- **Excerpted text**

It's been easy to let the old world distract from what's going on right here, but it's time to refocus. Back home, a new political campaign is underway and at stake is nothing less than the rule of law.
I mean it. It's not just that the White House and the Senate Right are gearing up to do whatever it'll take to pack the judiciary. There's a campaign going on against the rule of law itself. A week ago Tom Delay was threatening political retribution against judges who disobeyed. Last Monday, Sen. John Cornyn (R-Texas) suggested that violence against judges and their families was an understandable reaction to the decisions those judges make. In Washington, a new outfit calling itself the Judeo-Christian Council for Constitutional Restoration held a two-day meeting on what they called "the Judicial Threat to Faith." Two House members attended, aides to two senators; representatives from the Family Research Council and Concerned Women for America; conservative activists Alan Keyes and Morton C. Blackwell; Frank Pavone, the Vatican envoy who represented Terri Schiavo's parents; Alabama's "Ten Commandments" judge, Roy Moore; Tom Delay sent a message by video.
Dana Milbank reported in Saturday's Washington Post that the conference agreed that Supreme Court justice Anthony Kennedy, a Ronald Reagan appointee, should be "impeached, or worse" for his opinion forbidding capital punishment for juveniles.
The embrace of unlimited executive power has its echo in our international policy too. In the National Defense Strategy released last month, Donald Rumsfeld links courts and the United Nations together with international terror threats to the state. Describing U.S. vulnerabilities "The National Defense Strategy" declares that "our strength as a nation state will continue to be challenged by those who employ a strategy of the weak focusing on international fora, judicial processes and terrorism." All in one neat, package.

- **Material shown**
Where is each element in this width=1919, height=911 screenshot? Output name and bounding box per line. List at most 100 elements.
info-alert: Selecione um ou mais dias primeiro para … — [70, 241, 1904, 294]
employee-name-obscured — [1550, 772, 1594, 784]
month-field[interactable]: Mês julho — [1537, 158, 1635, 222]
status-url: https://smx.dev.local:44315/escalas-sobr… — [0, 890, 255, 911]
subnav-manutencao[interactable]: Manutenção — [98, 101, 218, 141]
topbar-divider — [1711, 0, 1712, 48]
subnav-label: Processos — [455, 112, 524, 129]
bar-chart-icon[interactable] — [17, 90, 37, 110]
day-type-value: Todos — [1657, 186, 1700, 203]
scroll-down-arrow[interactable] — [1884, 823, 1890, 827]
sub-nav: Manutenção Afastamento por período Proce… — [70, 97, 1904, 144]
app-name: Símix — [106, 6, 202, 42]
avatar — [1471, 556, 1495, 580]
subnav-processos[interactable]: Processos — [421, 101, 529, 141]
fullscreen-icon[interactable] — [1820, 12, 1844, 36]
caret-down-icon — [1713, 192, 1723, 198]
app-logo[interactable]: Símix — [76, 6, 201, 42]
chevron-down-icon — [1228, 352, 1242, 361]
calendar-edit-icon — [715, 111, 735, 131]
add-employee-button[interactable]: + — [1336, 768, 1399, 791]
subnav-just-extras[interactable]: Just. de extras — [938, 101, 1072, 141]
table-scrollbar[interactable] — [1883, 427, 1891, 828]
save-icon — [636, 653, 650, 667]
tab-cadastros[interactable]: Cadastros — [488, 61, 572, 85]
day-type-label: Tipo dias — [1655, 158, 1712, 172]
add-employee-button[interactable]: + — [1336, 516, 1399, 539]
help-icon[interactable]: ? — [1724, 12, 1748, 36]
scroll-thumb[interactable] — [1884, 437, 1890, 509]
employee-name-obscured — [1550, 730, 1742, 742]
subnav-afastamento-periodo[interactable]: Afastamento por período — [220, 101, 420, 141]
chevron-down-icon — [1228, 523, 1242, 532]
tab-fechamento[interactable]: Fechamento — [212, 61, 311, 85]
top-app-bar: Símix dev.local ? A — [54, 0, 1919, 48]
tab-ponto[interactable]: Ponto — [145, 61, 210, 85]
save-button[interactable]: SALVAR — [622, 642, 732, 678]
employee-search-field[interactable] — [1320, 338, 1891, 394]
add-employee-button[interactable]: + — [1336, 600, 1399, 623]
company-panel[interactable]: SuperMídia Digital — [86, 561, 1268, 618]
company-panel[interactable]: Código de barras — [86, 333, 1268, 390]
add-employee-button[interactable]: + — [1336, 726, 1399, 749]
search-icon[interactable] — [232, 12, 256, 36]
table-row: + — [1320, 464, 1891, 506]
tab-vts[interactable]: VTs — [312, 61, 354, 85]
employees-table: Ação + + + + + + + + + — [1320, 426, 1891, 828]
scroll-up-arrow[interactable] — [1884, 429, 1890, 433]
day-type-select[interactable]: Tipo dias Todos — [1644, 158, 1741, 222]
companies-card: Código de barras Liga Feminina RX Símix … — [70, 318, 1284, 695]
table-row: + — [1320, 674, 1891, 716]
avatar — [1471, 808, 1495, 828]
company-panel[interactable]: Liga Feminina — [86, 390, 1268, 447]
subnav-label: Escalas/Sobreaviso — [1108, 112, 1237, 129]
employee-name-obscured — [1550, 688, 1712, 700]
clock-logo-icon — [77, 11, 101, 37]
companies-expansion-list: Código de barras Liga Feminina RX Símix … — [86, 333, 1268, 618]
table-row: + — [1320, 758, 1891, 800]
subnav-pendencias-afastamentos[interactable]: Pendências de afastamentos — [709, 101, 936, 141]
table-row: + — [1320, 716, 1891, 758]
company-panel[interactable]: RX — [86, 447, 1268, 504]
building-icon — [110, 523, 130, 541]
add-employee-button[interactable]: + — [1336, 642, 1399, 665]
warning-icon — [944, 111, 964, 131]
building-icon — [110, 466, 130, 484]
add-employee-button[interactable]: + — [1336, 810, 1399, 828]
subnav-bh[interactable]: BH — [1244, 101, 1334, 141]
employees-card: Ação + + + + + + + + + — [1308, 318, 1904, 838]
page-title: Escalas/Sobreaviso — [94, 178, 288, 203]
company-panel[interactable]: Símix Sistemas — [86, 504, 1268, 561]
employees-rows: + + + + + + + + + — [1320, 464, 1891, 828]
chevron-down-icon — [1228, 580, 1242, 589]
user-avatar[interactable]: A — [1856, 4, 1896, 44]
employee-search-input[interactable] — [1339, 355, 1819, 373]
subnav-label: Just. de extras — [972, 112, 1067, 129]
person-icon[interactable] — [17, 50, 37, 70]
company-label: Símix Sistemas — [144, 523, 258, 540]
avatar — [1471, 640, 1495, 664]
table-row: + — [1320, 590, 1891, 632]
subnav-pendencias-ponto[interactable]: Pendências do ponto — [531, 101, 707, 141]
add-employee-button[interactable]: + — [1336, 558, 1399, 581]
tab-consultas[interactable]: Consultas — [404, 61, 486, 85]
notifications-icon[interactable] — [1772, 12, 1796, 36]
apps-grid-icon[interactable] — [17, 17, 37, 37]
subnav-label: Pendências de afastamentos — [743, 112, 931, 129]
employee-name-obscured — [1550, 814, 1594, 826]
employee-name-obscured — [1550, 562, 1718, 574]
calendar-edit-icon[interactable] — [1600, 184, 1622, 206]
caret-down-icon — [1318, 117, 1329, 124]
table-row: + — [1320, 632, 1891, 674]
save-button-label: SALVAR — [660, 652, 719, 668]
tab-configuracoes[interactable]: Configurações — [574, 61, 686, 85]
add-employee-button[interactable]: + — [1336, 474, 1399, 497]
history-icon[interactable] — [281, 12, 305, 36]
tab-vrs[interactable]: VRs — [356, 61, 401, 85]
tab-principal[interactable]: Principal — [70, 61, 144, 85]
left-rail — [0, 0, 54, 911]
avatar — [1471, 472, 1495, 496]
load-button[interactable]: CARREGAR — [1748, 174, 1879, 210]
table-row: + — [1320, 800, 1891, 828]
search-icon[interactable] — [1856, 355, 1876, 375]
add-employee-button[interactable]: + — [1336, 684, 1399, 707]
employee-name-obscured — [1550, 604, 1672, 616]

- **Work to be completed**
In the excerpted text on the campaign against the rule of law, what did the conference say should happen to Supreme Court justice Anthony Kennedy, and for which opinion?

- **Output below**
It agreed that he should be "impeached, or worse" for his opinion forbidding capital punishment for juveniles.